* Set exercise: Below are records. Copy every line with "JSON" in it.

* Records provided:
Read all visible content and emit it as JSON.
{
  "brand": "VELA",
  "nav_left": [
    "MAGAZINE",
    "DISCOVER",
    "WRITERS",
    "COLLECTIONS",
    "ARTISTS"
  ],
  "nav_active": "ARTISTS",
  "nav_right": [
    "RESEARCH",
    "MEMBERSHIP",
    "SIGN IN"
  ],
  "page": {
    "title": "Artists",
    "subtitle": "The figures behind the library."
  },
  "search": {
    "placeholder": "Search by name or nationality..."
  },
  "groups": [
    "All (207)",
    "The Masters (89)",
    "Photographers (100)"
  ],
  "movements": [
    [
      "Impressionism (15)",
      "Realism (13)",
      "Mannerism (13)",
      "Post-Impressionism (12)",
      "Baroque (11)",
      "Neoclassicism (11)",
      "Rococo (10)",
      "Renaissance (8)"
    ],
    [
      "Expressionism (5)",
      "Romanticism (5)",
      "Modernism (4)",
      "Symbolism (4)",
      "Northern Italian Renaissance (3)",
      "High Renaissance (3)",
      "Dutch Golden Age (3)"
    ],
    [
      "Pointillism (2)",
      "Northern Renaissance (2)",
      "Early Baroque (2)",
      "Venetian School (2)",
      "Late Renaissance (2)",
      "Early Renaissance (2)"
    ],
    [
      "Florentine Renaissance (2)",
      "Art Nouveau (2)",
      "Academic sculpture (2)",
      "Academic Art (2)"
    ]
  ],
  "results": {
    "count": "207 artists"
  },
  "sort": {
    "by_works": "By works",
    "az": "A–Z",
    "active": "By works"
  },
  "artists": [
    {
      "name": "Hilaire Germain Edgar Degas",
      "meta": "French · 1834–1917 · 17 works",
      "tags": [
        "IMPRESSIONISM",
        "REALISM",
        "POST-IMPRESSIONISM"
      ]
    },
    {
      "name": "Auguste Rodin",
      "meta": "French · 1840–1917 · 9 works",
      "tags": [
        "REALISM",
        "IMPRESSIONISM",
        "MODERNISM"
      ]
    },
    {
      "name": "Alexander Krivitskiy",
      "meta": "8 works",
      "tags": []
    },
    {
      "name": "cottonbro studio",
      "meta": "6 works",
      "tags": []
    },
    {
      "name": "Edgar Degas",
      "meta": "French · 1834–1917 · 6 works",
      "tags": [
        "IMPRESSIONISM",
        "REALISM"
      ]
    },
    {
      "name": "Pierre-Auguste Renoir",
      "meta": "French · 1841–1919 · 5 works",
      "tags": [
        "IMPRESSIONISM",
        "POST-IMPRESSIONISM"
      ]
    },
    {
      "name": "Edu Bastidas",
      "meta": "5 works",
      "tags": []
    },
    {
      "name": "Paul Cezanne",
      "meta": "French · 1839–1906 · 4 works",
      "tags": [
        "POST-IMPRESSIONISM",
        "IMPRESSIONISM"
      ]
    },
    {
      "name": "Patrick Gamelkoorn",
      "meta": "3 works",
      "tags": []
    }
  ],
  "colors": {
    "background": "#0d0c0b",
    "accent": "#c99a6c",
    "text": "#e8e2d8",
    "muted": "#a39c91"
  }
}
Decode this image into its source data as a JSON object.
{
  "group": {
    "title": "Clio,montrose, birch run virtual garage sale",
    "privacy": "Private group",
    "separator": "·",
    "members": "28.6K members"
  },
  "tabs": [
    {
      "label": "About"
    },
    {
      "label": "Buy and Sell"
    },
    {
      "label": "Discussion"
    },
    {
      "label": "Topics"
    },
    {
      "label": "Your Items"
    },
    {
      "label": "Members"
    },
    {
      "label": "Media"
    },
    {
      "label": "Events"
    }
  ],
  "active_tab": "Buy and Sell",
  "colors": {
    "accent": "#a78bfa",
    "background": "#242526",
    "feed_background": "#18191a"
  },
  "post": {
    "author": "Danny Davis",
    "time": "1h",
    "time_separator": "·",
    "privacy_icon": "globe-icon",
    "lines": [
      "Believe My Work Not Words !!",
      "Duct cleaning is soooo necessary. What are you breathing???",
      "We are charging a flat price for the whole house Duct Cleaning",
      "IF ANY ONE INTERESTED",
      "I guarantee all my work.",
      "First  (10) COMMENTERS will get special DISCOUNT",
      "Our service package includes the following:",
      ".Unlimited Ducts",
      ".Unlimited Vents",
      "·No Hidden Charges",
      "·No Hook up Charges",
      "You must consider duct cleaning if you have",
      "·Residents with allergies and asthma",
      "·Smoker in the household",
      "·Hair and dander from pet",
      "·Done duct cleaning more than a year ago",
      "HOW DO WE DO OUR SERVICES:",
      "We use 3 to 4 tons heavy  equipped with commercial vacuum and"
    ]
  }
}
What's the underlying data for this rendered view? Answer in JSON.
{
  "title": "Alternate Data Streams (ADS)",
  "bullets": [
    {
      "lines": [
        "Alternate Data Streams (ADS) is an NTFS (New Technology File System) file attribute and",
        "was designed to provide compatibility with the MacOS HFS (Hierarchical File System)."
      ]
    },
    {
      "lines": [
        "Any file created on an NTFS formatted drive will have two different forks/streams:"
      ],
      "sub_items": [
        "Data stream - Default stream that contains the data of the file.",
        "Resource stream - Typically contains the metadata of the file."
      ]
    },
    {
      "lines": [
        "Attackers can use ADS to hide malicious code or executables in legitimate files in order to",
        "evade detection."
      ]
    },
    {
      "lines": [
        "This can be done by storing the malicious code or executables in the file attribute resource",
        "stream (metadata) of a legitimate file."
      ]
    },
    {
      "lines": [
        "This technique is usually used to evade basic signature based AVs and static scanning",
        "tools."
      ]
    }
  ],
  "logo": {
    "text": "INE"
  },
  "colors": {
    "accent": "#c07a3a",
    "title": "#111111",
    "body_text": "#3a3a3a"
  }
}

* Expected answer:
Read all visible content and emit it as JSON.
Decode this image into its source data as a JSON object.
What's the underlying data for this rendered view? Answer in JSON.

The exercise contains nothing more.